══ Document extract ══

    the links right above Ur comment mate!!

    The BBC report was aired on the net news show “Click” for 3 whole episodes and this says a lot abt the leak.

    Simple solution……just don’t give away data that you don’t want to become public……its much more sensible than providing the data and then checking the “don’t share this with others in my network” button!!

  6. Morgan Storey August 10, 2008 at 8:04 am #

    @Navin: agreed but it is kind of sad that the net has come to this. I remember the days when you could post anything and everyone would pretty much respect your privacy. Even whois data isn’t safe a while ago someone started pranking one of my clients on her relatively new phone number, the only place we could find it was in her whois, well that has now been changed. Very sad.

  7. Navin August 10, 2008 at 10:41 am #

    ya, I still remember this TV report concerning online privacy. There was a black N white video showing a librarian who was in the national media scene coz she refused to keep a password for her library server account….she was so sure that doing this would not affect her privacy!! sheesh

    Its simple in my opinion….Instead of Giving your details and then choosing “don’t show my friends”, simply don’t provide any details at all!!

    In India, some bloggers who openly posted about politically sensitive issues, were literally hunted down and their blogs were suddenly shut down with no apparent reason…There’s very little freedom of speech…its all just in tht piece of paper we call the constitution!!
═══
#### Tasks to complete:
1. Answer the following questions about the online privacy thread.
(a) For how many episodes did the BBC report air on "Click"?
(b) Where was the only place the client's phone number could be found?
(c) What did the librarian refuse to do?
2. Continue the online privacy thread after its final comment.
The material below has no connection to the online privacy thread.
══ Records provided ══
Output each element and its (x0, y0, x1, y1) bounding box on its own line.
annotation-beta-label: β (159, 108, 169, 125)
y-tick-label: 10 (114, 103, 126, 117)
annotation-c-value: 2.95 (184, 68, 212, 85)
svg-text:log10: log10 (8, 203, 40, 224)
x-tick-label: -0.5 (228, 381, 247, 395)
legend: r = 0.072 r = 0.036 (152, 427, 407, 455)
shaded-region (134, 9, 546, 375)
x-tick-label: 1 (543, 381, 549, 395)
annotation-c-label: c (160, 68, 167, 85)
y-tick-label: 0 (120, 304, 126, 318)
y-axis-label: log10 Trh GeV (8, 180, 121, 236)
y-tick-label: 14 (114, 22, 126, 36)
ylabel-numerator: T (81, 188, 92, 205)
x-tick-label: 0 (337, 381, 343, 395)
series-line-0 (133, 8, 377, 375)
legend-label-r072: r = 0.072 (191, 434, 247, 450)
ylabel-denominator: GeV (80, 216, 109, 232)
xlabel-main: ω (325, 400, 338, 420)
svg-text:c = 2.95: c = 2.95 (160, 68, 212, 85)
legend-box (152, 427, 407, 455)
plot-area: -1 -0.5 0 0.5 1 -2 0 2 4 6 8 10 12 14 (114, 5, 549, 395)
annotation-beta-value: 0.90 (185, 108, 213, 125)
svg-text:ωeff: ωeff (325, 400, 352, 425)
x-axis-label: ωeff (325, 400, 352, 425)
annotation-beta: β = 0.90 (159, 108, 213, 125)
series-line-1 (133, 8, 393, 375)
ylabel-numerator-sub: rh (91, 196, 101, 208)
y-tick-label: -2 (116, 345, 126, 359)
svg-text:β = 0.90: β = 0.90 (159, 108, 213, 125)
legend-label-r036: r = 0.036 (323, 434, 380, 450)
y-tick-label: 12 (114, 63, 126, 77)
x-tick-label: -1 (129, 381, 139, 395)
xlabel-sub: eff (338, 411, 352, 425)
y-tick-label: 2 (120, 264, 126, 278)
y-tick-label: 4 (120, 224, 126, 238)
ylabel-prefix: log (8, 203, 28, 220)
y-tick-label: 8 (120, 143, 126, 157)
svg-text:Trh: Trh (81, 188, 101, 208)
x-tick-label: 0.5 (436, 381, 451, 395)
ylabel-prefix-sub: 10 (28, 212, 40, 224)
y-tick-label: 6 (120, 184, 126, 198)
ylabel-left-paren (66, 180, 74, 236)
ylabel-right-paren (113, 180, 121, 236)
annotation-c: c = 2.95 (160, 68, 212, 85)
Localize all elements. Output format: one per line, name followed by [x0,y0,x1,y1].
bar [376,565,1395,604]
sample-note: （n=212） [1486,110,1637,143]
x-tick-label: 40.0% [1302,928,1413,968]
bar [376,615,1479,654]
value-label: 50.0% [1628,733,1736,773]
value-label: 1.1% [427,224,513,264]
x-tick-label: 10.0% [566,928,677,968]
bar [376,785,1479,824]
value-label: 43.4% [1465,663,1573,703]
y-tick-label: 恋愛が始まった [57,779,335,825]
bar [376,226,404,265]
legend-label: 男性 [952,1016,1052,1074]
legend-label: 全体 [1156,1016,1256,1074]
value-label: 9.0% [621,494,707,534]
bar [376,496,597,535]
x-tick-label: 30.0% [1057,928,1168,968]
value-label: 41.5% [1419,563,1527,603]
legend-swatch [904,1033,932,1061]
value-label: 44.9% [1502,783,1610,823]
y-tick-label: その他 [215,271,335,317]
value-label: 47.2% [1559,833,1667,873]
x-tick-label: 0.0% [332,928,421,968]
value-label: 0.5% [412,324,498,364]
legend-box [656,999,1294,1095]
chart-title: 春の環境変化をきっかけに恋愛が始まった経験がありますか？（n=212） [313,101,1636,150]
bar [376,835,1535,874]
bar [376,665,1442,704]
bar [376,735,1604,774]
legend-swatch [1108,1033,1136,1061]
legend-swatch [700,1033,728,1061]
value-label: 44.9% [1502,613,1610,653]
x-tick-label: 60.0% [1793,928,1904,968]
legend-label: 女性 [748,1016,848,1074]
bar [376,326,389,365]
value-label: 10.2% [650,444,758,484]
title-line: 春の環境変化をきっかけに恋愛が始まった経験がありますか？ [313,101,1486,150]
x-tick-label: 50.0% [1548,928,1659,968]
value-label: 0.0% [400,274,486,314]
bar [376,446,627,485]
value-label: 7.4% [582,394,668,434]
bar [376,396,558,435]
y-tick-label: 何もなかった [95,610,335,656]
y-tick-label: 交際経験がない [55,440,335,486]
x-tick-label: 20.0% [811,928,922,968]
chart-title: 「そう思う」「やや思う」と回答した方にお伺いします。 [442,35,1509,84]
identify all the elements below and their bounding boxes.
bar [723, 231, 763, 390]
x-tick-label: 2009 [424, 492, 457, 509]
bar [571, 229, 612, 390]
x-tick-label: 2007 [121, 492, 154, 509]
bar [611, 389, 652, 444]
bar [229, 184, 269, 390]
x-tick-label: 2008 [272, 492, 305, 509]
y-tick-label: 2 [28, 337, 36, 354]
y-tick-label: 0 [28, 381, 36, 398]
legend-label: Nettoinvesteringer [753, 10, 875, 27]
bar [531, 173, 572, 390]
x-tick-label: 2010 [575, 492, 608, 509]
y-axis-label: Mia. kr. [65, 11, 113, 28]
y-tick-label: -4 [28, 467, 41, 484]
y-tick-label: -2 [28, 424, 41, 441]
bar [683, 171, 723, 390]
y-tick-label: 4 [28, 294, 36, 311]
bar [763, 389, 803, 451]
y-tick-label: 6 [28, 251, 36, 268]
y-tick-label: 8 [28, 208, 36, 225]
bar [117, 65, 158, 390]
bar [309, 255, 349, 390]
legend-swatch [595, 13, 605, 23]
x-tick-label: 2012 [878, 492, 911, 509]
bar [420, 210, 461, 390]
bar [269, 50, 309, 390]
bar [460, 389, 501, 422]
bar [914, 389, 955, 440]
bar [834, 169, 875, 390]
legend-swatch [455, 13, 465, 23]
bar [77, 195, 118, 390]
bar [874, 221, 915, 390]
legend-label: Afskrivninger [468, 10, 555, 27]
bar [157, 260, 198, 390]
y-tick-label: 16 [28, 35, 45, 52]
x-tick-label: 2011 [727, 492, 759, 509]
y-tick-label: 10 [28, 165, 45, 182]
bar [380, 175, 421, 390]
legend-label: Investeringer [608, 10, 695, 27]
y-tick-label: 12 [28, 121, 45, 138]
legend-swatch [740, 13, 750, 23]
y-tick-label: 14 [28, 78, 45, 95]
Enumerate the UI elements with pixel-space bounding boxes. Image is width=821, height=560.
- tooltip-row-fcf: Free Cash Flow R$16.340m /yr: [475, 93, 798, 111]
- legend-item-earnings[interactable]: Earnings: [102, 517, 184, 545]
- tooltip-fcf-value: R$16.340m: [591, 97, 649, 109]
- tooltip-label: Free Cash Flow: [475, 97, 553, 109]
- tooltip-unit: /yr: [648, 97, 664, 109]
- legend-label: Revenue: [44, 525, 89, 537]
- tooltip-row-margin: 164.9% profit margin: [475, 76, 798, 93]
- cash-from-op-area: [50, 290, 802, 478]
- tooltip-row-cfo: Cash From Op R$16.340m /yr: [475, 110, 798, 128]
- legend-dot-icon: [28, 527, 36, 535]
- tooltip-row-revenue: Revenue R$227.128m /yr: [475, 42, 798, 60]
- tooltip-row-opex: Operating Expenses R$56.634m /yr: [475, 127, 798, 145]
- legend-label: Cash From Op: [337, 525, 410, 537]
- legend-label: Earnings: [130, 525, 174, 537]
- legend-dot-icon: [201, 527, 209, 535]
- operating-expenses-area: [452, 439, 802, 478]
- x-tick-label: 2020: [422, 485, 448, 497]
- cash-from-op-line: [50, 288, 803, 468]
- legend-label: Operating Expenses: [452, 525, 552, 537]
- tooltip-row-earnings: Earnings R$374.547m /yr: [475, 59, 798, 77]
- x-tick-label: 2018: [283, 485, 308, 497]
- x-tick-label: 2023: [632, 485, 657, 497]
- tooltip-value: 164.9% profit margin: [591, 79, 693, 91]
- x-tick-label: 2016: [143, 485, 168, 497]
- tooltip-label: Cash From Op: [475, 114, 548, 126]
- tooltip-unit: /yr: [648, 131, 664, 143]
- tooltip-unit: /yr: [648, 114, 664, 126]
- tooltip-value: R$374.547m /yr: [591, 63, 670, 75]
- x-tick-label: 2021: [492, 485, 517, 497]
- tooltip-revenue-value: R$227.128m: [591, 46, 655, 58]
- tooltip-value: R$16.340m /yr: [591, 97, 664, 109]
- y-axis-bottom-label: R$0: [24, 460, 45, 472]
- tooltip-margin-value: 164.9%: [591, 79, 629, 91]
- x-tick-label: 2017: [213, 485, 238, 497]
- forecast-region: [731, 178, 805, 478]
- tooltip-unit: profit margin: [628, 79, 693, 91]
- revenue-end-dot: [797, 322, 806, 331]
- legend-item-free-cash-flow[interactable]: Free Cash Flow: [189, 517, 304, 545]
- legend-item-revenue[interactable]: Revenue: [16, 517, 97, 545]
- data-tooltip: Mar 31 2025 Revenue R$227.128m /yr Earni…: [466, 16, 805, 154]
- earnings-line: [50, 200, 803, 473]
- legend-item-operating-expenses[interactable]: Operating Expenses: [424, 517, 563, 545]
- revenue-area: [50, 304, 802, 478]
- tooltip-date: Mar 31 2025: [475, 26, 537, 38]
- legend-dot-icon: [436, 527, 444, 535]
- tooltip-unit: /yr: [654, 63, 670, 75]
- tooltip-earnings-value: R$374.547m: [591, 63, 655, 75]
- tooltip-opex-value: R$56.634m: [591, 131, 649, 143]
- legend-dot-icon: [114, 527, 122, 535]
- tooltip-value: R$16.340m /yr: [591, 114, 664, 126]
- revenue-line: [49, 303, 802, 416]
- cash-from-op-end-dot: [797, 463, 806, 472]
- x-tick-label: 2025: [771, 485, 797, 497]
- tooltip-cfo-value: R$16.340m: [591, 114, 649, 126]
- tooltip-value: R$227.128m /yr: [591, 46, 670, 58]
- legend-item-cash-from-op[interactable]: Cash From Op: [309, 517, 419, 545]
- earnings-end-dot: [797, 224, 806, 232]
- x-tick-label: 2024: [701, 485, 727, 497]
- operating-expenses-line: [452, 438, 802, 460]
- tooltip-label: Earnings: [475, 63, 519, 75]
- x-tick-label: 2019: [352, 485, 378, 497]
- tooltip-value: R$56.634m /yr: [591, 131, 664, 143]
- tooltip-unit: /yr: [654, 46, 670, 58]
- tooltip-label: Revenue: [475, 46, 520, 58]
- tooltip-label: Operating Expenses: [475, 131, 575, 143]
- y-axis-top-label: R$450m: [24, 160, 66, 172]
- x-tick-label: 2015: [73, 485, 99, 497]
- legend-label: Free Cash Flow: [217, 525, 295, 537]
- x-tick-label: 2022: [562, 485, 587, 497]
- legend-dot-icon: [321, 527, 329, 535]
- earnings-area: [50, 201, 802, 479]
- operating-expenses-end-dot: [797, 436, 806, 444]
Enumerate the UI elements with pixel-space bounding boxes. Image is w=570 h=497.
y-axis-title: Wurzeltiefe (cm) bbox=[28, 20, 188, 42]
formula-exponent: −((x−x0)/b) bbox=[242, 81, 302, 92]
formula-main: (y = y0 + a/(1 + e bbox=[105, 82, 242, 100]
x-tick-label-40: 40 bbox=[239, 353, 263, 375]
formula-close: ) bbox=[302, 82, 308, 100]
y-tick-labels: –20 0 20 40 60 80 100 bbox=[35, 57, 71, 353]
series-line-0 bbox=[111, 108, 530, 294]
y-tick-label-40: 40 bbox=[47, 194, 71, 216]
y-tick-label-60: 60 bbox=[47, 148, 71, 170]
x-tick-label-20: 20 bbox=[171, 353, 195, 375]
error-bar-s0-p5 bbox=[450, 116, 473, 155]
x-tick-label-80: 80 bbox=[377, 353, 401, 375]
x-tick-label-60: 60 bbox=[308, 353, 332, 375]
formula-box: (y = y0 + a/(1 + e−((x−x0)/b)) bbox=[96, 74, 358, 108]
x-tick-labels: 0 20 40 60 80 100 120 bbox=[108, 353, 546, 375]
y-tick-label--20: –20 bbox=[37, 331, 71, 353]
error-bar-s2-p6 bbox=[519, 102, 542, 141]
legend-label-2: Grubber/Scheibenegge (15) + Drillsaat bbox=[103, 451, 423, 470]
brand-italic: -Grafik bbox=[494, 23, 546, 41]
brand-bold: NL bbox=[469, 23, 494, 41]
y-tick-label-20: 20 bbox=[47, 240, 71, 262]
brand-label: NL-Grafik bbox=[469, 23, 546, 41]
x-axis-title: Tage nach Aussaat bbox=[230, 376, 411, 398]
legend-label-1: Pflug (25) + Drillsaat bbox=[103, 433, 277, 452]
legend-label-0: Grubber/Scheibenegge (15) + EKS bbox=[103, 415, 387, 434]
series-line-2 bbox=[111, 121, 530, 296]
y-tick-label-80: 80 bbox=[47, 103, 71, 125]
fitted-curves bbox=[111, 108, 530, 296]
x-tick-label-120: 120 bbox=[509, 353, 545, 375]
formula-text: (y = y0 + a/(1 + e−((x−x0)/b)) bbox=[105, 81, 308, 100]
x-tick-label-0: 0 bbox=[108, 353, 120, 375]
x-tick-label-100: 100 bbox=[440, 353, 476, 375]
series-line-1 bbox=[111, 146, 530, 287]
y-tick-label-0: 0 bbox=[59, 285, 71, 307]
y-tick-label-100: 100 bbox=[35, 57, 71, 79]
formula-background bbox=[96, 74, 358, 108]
═══
#### Answer list:
1.
(a) Three episodes.
(b) In her whois data.
(c) She refused to keep a password for her library server account.

2.
  8. lyz August 12, 2008 at 4:23 pm #

    Well with this kind of issues, they should really start working on their codes esp. with the growing number of Facebook users and the fact that most of them have a little knowledge on the technical side.

  9. Morgan Storey August 12, 2008 at 10:53 pm #

    @lyz: I am always surprised by friends and ex-collegues that have their facebook profiles open for anyone to look at, including dob and other details. Facebook needs to protect these people from themselves. Show only limited fields to any random that looks, and maybe ask for less details, saying these details aren’t required and may reduce your privacy. Though that doesn’t make good business.

  10. Morgan Storey August 16, 2008 at 9:50 am #

    @Navin: Just re-read your post, early Unix days the admins hated when AT&T put in passwords, so everyone just set there password to password, so everyone knew each others and could get in and get there work done. Times have changed so much, one day it may seem strange to post personal thoughts to a website as it is letting people in to your psyche.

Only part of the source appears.